• _DIRECTIONS_
Return all lines in the material below that contain "image".

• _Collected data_

-*-

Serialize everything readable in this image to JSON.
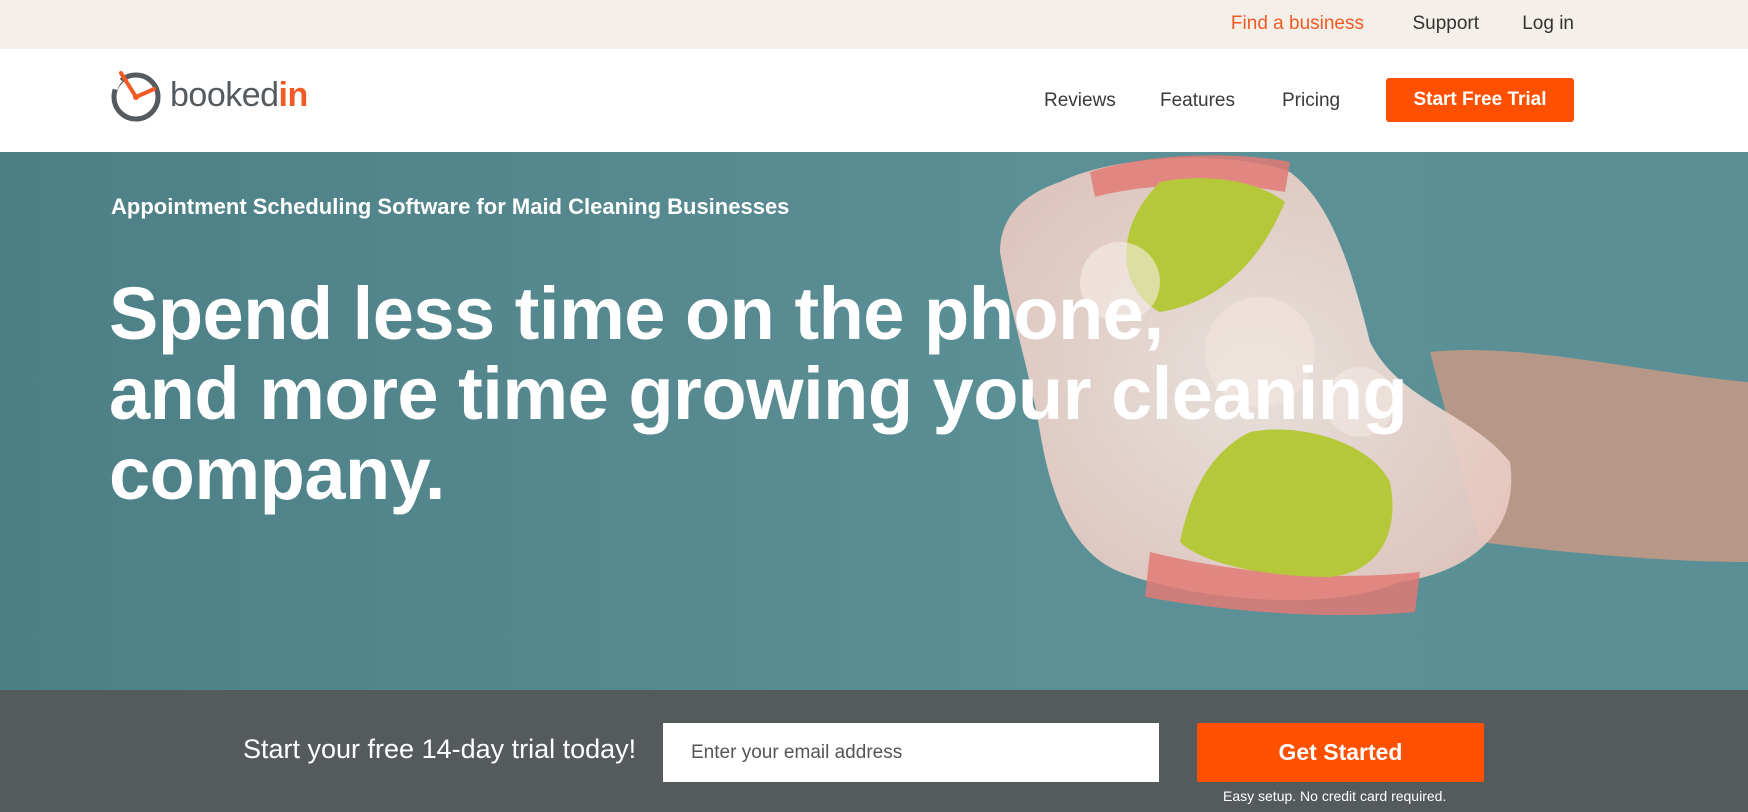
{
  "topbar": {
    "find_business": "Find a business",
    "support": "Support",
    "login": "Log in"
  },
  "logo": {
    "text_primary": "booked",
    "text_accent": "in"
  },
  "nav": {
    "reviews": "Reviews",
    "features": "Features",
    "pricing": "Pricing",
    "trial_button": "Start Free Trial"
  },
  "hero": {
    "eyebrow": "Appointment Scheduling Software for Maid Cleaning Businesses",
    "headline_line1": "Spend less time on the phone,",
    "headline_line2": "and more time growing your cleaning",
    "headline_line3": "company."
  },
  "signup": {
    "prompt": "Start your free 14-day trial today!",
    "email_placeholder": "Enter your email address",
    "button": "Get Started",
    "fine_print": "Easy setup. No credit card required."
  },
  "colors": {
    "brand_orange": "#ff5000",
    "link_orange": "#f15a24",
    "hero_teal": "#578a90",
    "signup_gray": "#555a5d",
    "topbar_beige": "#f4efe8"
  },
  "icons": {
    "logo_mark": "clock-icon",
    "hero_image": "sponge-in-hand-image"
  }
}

-*-

• _CORRECT ANSWER_
Serialize everything readable in this image to JSON.
    "hero_image": "sponge-in-hand-image"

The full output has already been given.